(Source records)
● ● ● ●
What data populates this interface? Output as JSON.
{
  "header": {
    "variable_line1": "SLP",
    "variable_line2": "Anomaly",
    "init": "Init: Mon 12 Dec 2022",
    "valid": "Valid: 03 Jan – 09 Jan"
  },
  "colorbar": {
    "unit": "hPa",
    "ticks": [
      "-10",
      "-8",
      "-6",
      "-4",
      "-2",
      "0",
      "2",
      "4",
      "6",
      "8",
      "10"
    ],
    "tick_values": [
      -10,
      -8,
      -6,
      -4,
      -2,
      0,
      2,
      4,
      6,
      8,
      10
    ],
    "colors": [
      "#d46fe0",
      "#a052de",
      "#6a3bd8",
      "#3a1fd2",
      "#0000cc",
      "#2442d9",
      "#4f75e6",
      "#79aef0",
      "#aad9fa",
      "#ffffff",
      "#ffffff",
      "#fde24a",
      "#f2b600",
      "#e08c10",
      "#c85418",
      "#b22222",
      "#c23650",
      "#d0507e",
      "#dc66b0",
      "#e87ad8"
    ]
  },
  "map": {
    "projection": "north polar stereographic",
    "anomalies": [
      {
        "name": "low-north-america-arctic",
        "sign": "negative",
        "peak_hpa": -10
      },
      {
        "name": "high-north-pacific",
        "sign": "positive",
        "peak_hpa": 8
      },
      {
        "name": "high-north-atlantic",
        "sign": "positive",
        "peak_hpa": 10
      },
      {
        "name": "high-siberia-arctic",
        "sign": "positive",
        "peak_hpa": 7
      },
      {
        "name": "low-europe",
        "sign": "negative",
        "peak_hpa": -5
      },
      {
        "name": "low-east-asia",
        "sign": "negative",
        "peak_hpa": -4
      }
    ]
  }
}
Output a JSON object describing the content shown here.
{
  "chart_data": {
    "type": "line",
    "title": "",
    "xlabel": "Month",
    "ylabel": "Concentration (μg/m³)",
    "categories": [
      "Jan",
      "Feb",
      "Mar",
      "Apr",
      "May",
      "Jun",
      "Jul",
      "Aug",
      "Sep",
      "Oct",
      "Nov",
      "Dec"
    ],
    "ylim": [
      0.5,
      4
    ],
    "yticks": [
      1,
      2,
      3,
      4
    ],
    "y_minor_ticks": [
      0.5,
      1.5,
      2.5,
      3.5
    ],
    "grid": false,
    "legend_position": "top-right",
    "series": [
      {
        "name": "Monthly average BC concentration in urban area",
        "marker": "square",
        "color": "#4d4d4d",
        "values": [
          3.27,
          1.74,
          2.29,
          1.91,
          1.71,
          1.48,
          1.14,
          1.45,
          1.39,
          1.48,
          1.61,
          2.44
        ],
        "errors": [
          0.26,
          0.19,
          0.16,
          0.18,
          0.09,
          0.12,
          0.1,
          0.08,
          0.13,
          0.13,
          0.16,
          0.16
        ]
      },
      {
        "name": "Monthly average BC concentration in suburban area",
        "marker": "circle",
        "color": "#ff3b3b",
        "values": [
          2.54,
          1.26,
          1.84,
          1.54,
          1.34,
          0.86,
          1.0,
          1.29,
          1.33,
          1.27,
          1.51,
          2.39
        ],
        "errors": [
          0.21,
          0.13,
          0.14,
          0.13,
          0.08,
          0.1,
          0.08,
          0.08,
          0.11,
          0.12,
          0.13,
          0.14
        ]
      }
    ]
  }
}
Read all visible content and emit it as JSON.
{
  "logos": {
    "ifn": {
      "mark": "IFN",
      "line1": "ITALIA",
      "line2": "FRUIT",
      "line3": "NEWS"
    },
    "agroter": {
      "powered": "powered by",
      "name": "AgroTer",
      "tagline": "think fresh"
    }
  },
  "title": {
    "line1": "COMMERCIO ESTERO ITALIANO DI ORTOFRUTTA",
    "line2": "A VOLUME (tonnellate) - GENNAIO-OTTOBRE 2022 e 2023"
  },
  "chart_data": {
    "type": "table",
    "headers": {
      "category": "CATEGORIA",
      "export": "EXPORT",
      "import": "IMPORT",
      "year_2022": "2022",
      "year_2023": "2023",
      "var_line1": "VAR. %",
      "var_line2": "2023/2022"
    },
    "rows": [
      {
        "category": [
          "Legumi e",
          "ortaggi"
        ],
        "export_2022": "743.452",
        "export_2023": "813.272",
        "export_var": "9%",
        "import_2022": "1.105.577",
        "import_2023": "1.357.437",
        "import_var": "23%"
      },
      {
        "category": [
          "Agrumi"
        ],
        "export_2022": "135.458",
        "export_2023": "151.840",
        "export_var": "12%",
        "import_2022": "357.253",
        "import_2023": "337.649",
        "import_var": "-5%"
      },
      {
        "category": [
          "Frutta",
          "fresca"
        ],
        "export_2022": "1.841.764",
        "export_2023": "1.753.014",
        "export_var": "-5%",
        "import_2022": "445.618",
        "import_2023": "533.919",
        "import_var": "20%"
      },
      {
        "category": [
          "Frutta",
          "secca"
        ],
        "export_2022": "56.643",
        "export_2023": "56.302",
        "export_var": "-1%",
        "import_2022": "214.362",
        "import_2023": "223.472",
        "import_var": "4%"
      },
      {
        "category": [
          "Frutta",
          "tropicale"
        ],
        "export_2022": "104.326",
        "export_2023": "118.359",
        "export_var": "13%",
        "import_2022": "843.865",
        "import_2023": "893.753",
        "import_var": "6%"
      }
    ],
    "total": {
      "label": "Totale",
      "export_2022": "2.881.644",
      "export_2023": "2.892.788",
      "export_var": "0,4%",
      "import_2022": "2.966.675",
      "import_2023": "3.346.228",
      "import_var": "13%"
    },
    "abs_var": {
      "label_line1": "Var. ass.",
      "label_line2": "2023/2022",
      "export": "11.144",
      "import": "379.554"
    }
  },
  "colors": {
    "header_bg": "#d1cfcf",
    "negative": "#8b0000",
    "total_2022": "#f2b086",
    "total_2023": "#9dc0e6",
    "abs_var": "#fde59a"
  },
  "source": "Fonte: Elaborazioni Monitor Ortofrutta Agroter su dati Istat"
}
● ● ● ●
Copy the data above exactly. Every line must be included.

*SOLUTION*
What data populates this interface? Output as JSON.
{
  "header": {
    "variable_line1": "SLP",
    "variable_line2": "Anomaly",
    "init": "Init: Mon 12 Dec 2022",
    "valid": "Valid: 03 Jan – 09 Jan"
  },
  "colorbar": {
    "unit": "hPa",
    "ticks": [
      "-10",
      "-8",
      "-6",
      "-4",
      "-2",
      "0",
      "2",
      "4",
      "6",
      "8",
      "10"
    ],
    "tick_values": [
      -10,
      -8,
      -6,
      -4,
      -2,
      0,
      2,
      4,
      6,
      8,
      10
    ],
    "colors": [
      "#d46fe0",
      "#a052de",
      "#6a3bd8",
      "#3a1fd2",
      "#0000cc",
      "#2442d9",
      "#4f75e6",
      "#79aef0",
      "#aad9fa",
      "#ffffff",
      "#ffffff",
      "#fde24a",
      "#f2b600",
      "#e08c10",
      "#c85418",
      "#b22222",
      "#c23650",
      "#d0507e",
      "#dc66b0",
      "#e87ad8"
    ]
  },
  "map": {
    "projection": "north polar stereographic",
    "anomalies": [
      {
        "name": "low-north-america-arctic",
        "sign": "negative",
        "peak_hpa": -10
      },
      {
        "name": "high-north-pacific",
        "sign": "positive",
        "peak_hpa": 8
      },
      {
        "name": "high-north-atlantic",
        "sign": "positive",
        "peak_hpa": 10
      },
      {
        "name": "high-siberia-arctic",
        "sign": "positive",
        "peak_hpa": 7
      },
      {
        "name": "low-europe",
        "sign": "negative",
        "peak_hpa": -5
      },
      {
        "name": "low-east-asia",
        "sign": "negative",
        "peak_hpa": -4
      }
    ]
  }
}
Output a JSON object describing the content shown here.
{
  "chart_data": {
    "type": "line",
    "title": "",
    "xlabel": "Month",
    "ylabel": "Concentration (μg/m³)",
    "categories": [
      "Jan",
      "Feb",
      "Mar",
      "Apr",
      "May",
      "Jun",
      "Jul",
      "Aug",
      "Sep",
      "Oct",
      "Nov",
      "Dec"
    ],
    "ylim": [
      0.5,
      4
    ],
    "yticks": [
      1,
      2,
      3,
      4
    ],
    "y_minor_ticks": [
      0.5,
      1.5,
      2.5,
      3.5
    ],
    "grid": false,
    "legend_position": "top-right",
    "series": [
      {
        "name": "Monthly average BC concentration in urban area",
        "marker": "square",
        "color": "#4d4d4d",
        "values": [
          3.27,
          1.74,
          2.29,
          1.91,
          1.71,
          1.48,
          1.14,
          1.45,
          1.39,
          1.48,
          1.61,
          2.44
        ],
        "errors": [
          0.26,
          0.19,
          0.16,
          0.18,
          0.09,
          0.12,
          0.1,
          0.08,
          0.13,
          0.13,
          0.16,
          0.16
        ]
      },
      {
        "name": "Monthly average BC concentration in suburban area",
        "marker": "circle",
        "color": "#ff3b3b",
        "values": [
          2.54,
          1.26,
          1.84,
          1.54,
          1.34,
          0.86,
          1.0,
          1.29,
          1.33,
          1.27,
          1.51,
          2.39
        ],
        "errors": [
          0.21,
          0.13,
          0.14,
          0.13,
          0.08,
          0.1,
          0.08,
          0.08,
          0.11,
          0.12,
          0.13,
          0.14
        ]
      }
    ]
  }
}
Read all visible content and emit it as JSON.
{
  "logos": {
    "ifn": {
      "mark": "IFN",
      "line1": "ITALIA",
      "line2": "FRUIT",
      "line3": "NEWS"
    },
    "agroter": {
      "powered": "powered by",
      "name": "AgroTer",
      "tagline": "think fresh"
    }
  },
  "title": {
    "line1": "COMMERCIO ESTERO ITALIANO DI ORTOFRUTTA",
    "line2": "A VOLUME (tonnellate) - GENNAIO-OTTOBRE 2022 e 2023"
  },
  "chart_data": {
    "type": "table",
    "headers": {
      "category": "CATEGORIA",
      "export": "EXPORT",
      "import": "IMPORT",
      "year_2022": "2022",
      "year_2023": "2023",
      "var_line1": "VAR. %",
      "var_line2": "2023/2022"
    },
    "rows": [
      {
        "category": [
          "Legumi e",
          "ortaggi"
        ],
        "export_2022": "743.452",
        "export_2023": "813.272",
        "export_var": "9%",
        "import_2022": "1.105.577",
        "import_2023": "1.357.437",
        "import_var": "23%"
      },
      {
        "category": [
          "Agrumi"
        ],
        "export_2022": "135.458",
        "export_2023": "151.840",
        "export_var": "12%",
        "import_2022": "357.253",
        "import_2023": "337.649",
        "import_var": "-5%"
      },
      {
        "category": [
          "Frutta",
          "fresca"
        ],
        "export_2022": "1.841.764",
        "export_2023": "1.753.014",
        "export_var": "-5%",
        "import_2022": "445.618",
        "import_2023": "533.919",
        "import_var": "20%"
      },
      {
        "category": [
          "Frutta",
          "secca"
        ],
        "export_2022": "56.643",
        "export_2023": "56.302",
        "export_var": "-1%",
        "import_2022": "214.362",
        "import_2023": "223.472",
        "import_var": "4%"
      },
      {
        "category": [
          "Frutta",
          "tropicale"
        ],
        "export_2022": "104.326",
        "export_2023": "118.359",
        "export_var": "13%",
        "import_2022": "843.865",
        "import_2023": "893.753",
        "import_var": "6%"
      }
    ],
    "total": {
      "label": "Totale",
      "export_2022": "2.881.644",
      "export_2023": "2.892.788",
      "export_var": "0,4%",
      "import_2022": "2.966.675",
      "import_2023": "3.346.228",
      "import_var": "13%"
    },
    "abs_var": {
      "label_line1": "Var. ass.",
      "label_line2": "2023/2022",
      "export": "11.144",
      "import": "379.554"
    }
  },
  "colors": {
    "header_bg": "#d1cfcf",
    "negative": "#8b0000",
    "total_2022": "#f2b086",
    "total_2023": "#9dc0e6",
    "abs_var": "#fde59a"
  },
  "source": "Fonte: Elaborazioni Monitor Ortofrutta Agroter su dati Istat"
}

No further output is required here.